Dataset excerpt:
((

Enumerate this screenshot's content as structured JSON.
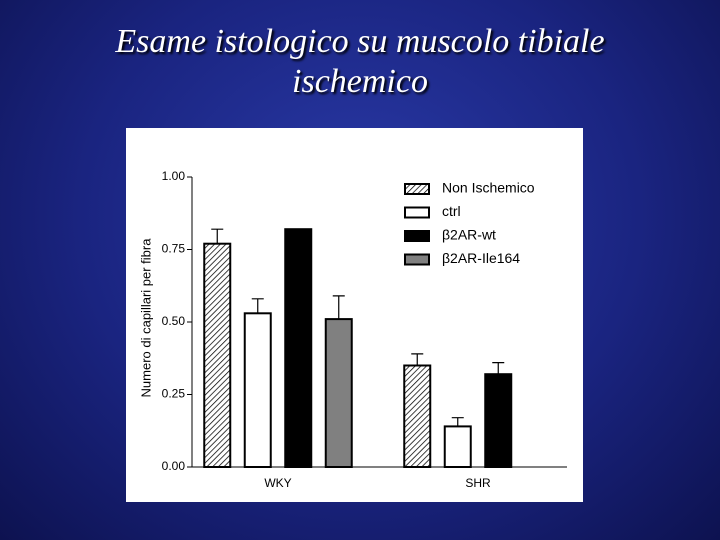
{
  "chart_data": {
    "type": "bar",
    "title": "Esame istologico su muscolo tibiale ischemico",
    "y_label": "Numero di capillari per fibra",
    "categories": [
      "WKY",
      "SHR"
    ],
    "series": [
      {
        "name": "Non Ischemico",
        "color": "#ffffff",
        "hatch": true,
        "values": [
          0.77,
          0.35
        ],
        "errors": [
          0.05,
          0.04
        ]
      },
      {
        "name": "ctrl",
        "color": "#ffffff",
        "values": [
          0.53,
          0.14
        ],
        "errors": [
          0.05,
          0.03
        ]
      },
      {
        "name": "β2AR-wt",
        "color": "#000000",
        "values": [
          0.82,
          0.32
        ],
        "errors": [
          null,
          0.04
        ]
      },
      {
        "name": "β2AR-Ile164",
        "color": "#808080",
        "values": [
          0.51,
          null
        ],
        "errors": [
          0.08,
          null
        ]
      }
    ],
    "ylim": [
      0,
      1
    ],
    "yticks": [
      {
        "value": 0,
        "label": "0.00"
      },
      {
        "value": 0.25,
        "label": "0.25"
      },
      {
        "value": 0.5,
        "label": "0.50"
      },
      {
        "value": 0.75,
        "label": "0.75"
      },
      {
        "value": 1,
        "label": "1.00"
      }
    ],
    "legend": "top-right"
  }
}
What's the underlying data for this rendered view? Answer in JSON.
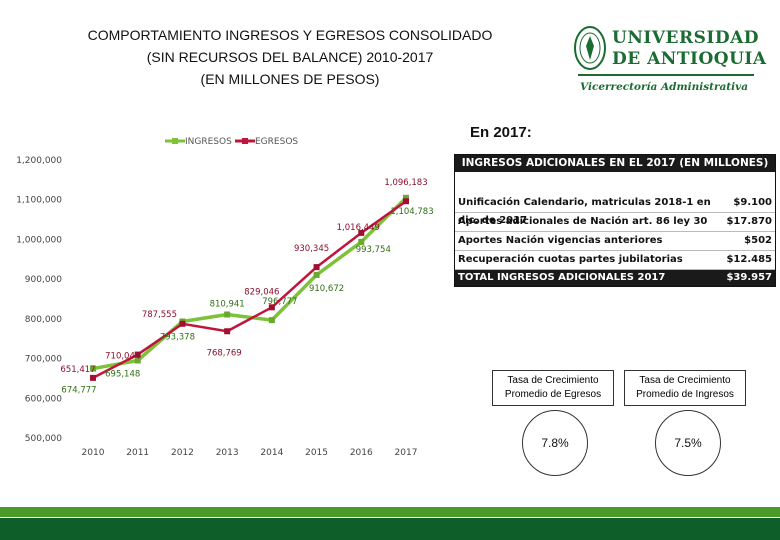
{
  "title_lines": [
    "COMPORTAMIENTO INGRESOS Y EGRESOS CONSOLIDADO",
    "(SIN RECURSOS DEL BALANCE) 2010-2017",
    "(EN MILLONES DE PESOS)"
  ],
  "logo": {
    "line1": "UNIVERSIDAD",
    "line2": "DE ANTIOQUIA",
    "subtitle": "Vicerrectoría Administrativa"
  },
  "en_2017_label": "En 2017:",
  "chart_data": {
    "type": "line",
    "title": "",
    "xlabel": "",
    "ylabel": "",
    "categories": [
      "2010",
      "2011",
      "2012",
      "2013",
      "2014",
      "2015",
      "2016",
      "2017"
    ],
    "ylim": [
      500000,
      1200000
    ],
    "yticks": [
      "500,000",
      "600,000",
      "700,000",
      "800,000",
      "900,000",
      "1,000,000",
      "1,100,000",
      "1,200,000"
    ],
    "legend_position": "top",
    "grid": false,
    "series": [
      {
        "name": "INGRESOS",
        "color": "#7ec23a",
        "values": [
          674777,
          695148,
          793378,
          810941,
          796777,
          910672,
          993754,
          1104783
        ],
        "labels": [
          "674,777",
          "695,148",
          "793,378",
          "810,941",
          "796,777",
          "910,672",
          "993,754",
          "1,104,783"
        ]
      },
      {
        "name": "EGRESOS",
        "color": "#c0143c",
        "values": [
          651417,
          710044,
          787555,
          768769,
          829046,
          930345,
          1016449,
          1096183
        ],
        "labels": [
          "651,417",
          "710,044",
          "787,555",
          "768,769",
          "829,046",
          "930,345",
          "1,016,449",
          "1,096,183"
        ]
      }
    ]
  },
  "table": {
    "header": "INGRESOS ADICIONALES EN EL 2017 (EN MILLONES)",
    "rows": [
      {
        "label": "Unificación Calendario, matriculas 2018-1 en dic. de 2017",
        "value": "$9.100"
      },
      {
        "label": "Aportes adicionales de Nación art. 86 ley 30",
        "value": "$17.870"
      },
      {
        "label": "Aportes Nación vigencias anteriores",
        "value": "$502"
      },
      {
        "label": "Recuperación cuotas partes jubilatorias",
        "value": "$12.485"
      }
    ],
    "total_label": "TOTAL INGRESOS ADICIONALES 2017",
    "total_value": "$39.957"
  },
  "growth": {
    "egresos_label": "Tasa de Crecimiento Promedio de Egresos",
    "egresos_value": "7.8%",
    "ingresos_label": "Tasa de Crecimiento Promedio de Ingresos",
    "ingresos_value": "7.5%"
  }
}
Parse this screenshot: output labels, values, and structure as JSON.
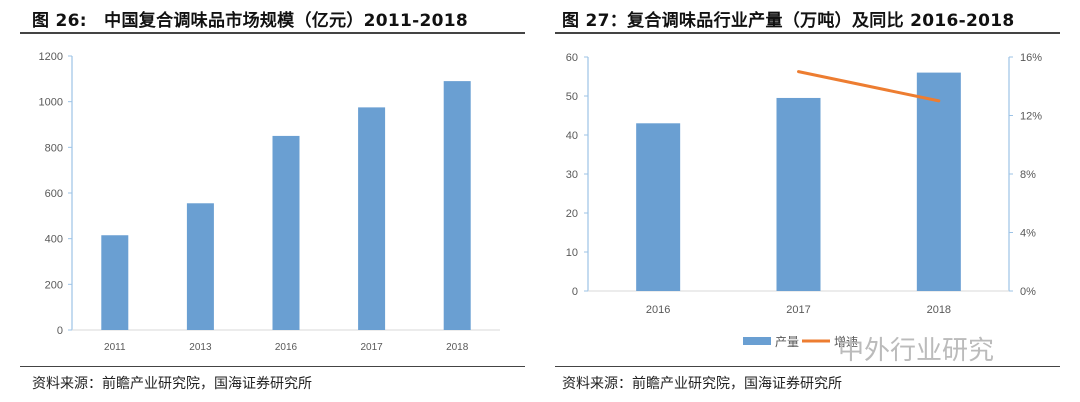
{
  "figures": [
    {
      "title": "图 26:　中国复合调味品市场规模（亿元）2011-2018",
      "source": "资料来源：前瞻产业研究院，国海证券研究所"
    },
    {
      "title": "图 27：复合调味品行业产量（万吨）及同比 2016-2018",
      "source": "资料来源：前瞻产业研究院，国海证券研究所"
    }
  ],
  "watermark": "中外行业研究",
  "colors": {
    "bar": "#6A9FD2",
    "line": "#ED7D31",
    "axis": "#9DC3E6",
    "tick_text": "#595959"
  },
  "chart_data": [
    {
      "type": "bar",
      "title": "中国复合调味品市场规模（亿元）2011-2018",
      "categories": [
        "2011",
        "2013",
        "2016",
        "2017",
        "2018"
      ],
      "values": [
        415,
        555,
        850,
        975,
        1090
      ],
      "xlabel": "",
      "ylabel": "亿元",
      "ylim": [
        0,
        1200
      ],
      "yticks": [
        "0",
        "200",
        "400",
        "600",
        "800",
        "1000",
        "1200"
      ],
      "grid": false,
      "legend": null
    },
    {
      "type": "bar+line",
      "title": "复合调味品行业产量（万吨）及同比 2016-2018",
      "categories": [
        "2016",
        "2017",
        "2018"
      ],
      "series": [
        {
          "name": "产量",
          "type": "bar",
          "axis": "left",
          "values": [
            43,
            49.5,
            56
          ]
        },
        {
          "name": "增速",
          "type": "line",
          "axis": "right",
          "values": [
            null,
            15.0,
            13.0
          ],
          "unit": "%"
        }
      ],
      "ylim": [
        0,
        60
      ],
      "yticks": [
        "0",
        "10",
        "20",
        "30",
        "40",
        "50",
        "60"
      ],
      "y2lim": [
        0,
        16
      ],
      "y2ticks": [
        "0%",
        "4%",
        "8%",
        "12%",
        "16%"
      ],
      "grid": false,
      "legend": {
        "position": "bottom",
        "entries": [
          "产量",
          "增速"
        ]
      }
    }
  ]
}
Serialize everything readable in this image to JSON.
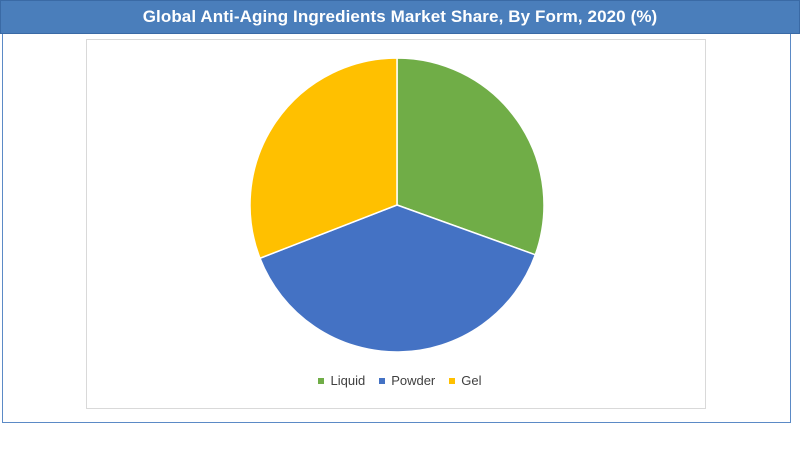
{
  "title": "Global Anti-Aging Ingredients Market Share, By Form, 2020 (%)",
  "chart_data": {
    "type": "pie",
    "title": "Global Anti-Aging Ingredients Market Share, By Form, 2020 (%)",
    "slices": [
      {
        "label": "Liquid",
        "value": 30.5,
        "color": "#70ad47"
      },
      {
        "label": "Powder",
        "value": 38.6,
        "color": "#4472c4"
      },
      {
        "label": "Gel",
        "value": 30.9,
        "color": "#ffc000"
      }
    ],
    "start_angle_deg": 0,
    "direction": "clockwise",
    "legend_position": "bottom",
    "colors": {
      "title_bar": "#4a7ebb",
      "frame_border": "#5b8ac6",
      "slice_border": "#ffffff"
    }
  },
  "legend": {
    "items": [
      {
        "label": "Liquid",
        "color": "#70ad47"
      },
      {
        "label": "Powder",
        "color": "#4472c4"
      },
      {
        "label": "Gel",
        "color": "#ffc000"
      }
    ]
  }
}
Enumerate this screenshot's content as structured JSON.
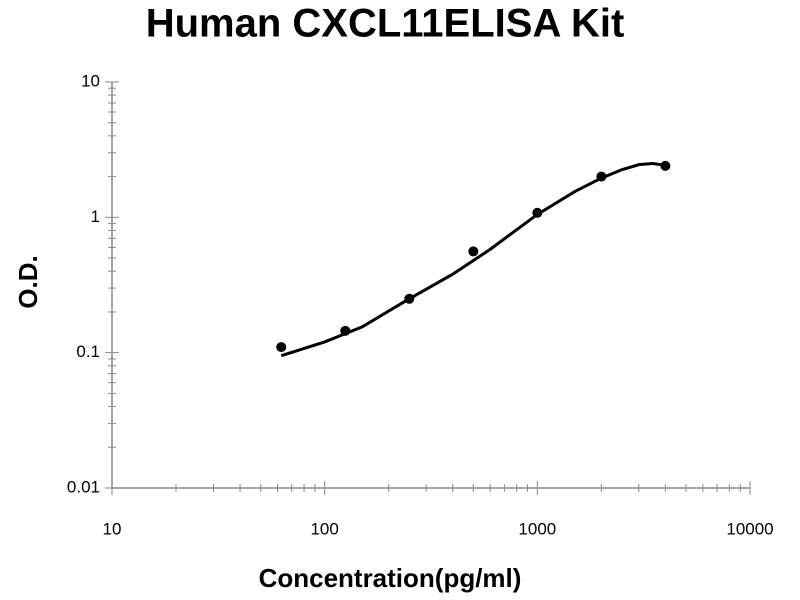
{
  "chart_data": {
    "type": "scatter",
    "title": "Human CXCL11ELISA Kit",
    "x_label": "Concentration(pg/ml)",
    "y_label": "O.D.",
    "x": [
      62.5,
      125,
      250,
      500,
      1000,
      2000,
      4000
    ],
    "values": [
      0.11,
      0.145,
      0.25,
      0.56,
      1.08,
      2.0,
      2.4
    ],
    "color": "#000000",
    "fit_curve": {
      "x": [
        62.5,
        100,
        150,
        250,
        400,
        600,
        1000,
        1500,
        2000,
        2500,
        3000,
        3500,
        4000
      ],
      "values": [
        0.095,
        0.12,
        0.155,
        0.25,
        0.38,
        0.58,
        1.05,
        1.55,
        1.95,
        2.25,
        2.45,
        2.5,
        2.42
      ]
    },
    "xlim": [
      10,
      10000
    ],
    "xticks": [
      10,
      100,
      1000,
      10000
    ],
    "x_log": true,
    "ylim": [
      0.01,
      10
    ],
    "yticks": [
      0.01,
      0.1,
      1,
      10
    ],
    "y_log": true,
    "grid": false
  }
}
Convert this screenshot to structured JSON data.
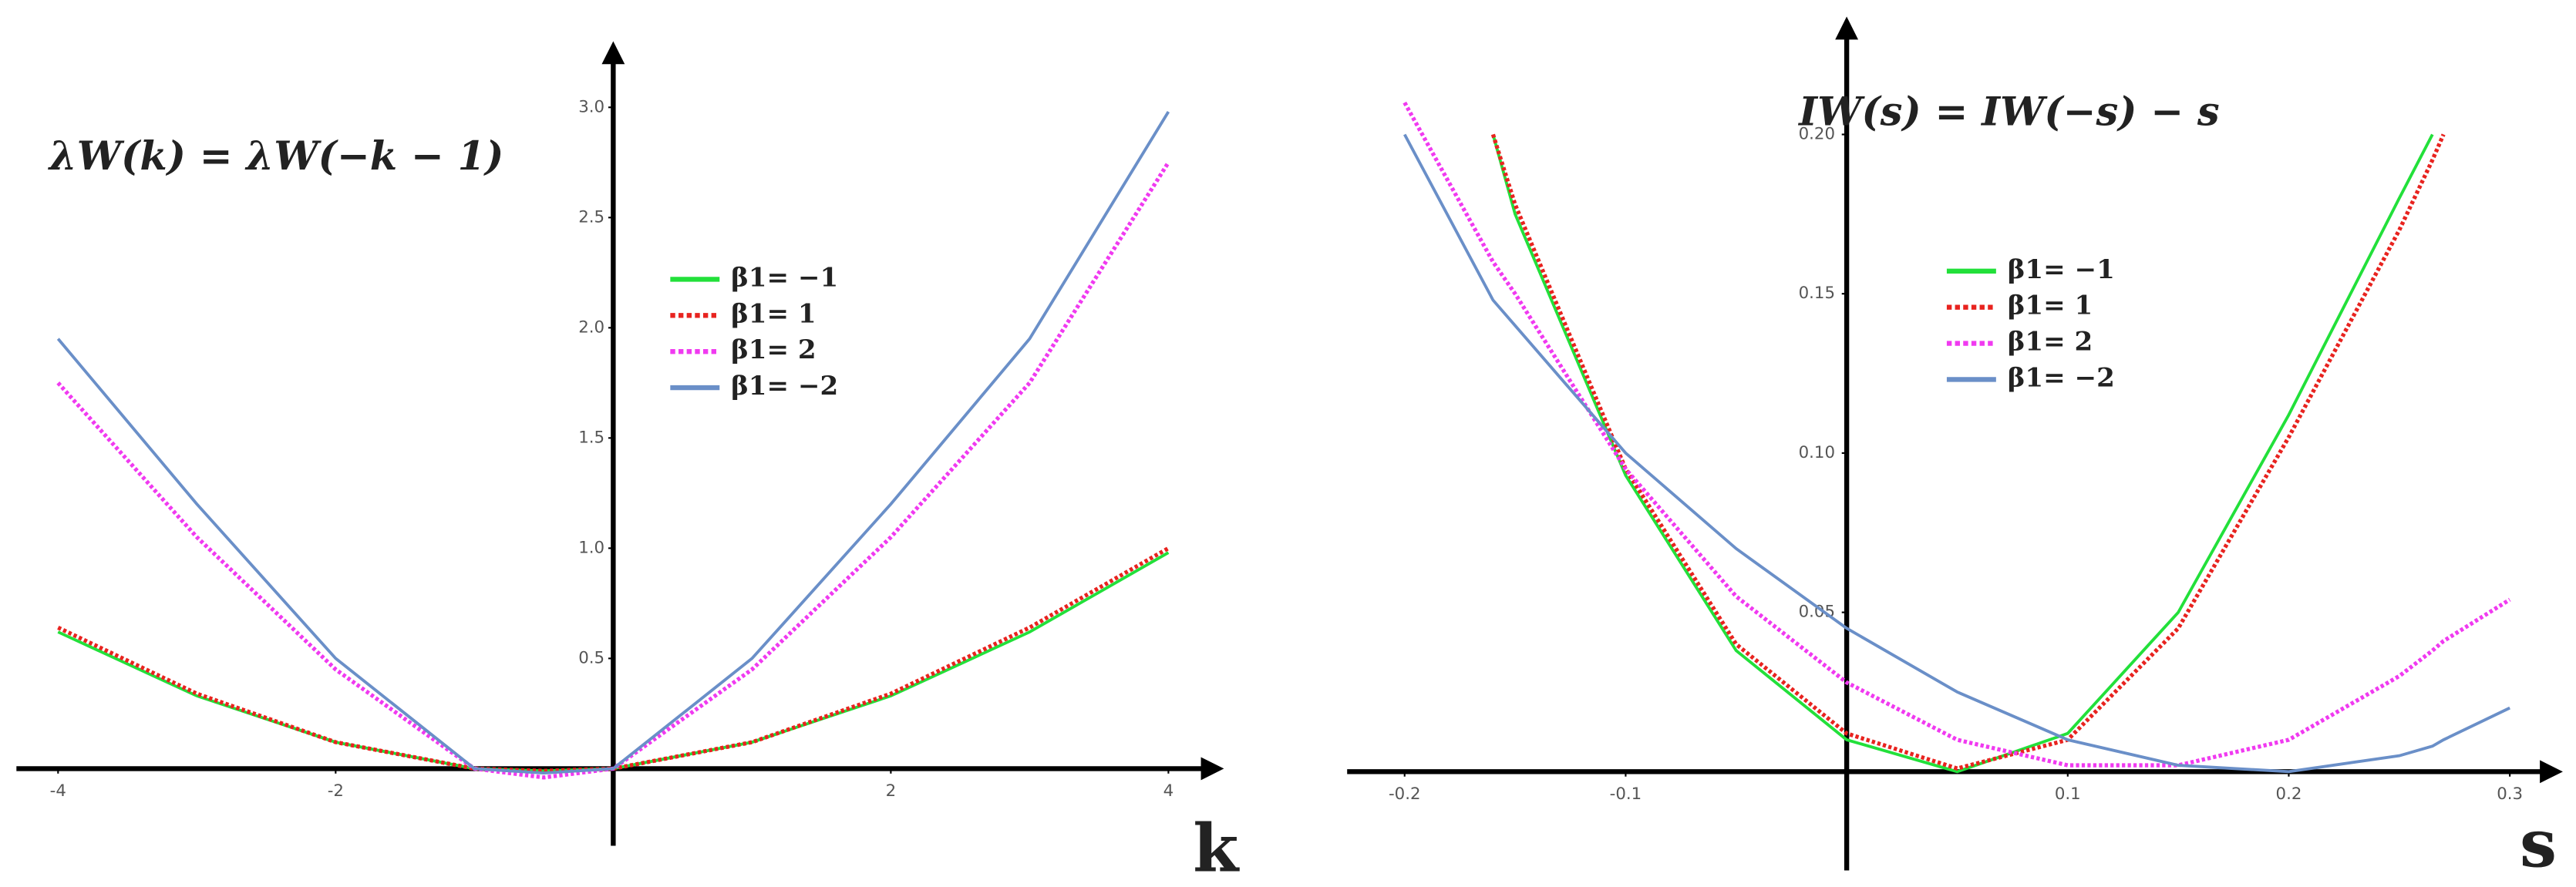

))

:: Problem to solve ::
Gather all lines where the word "复合调味品行业产量" appears.

:: Answer for the task ::
      "title": "图 27：复合调味品行业产量（万吨）及同比 2016-2018",
      "title": "复合调味品行业产量（万吨）及同比 2016-2018",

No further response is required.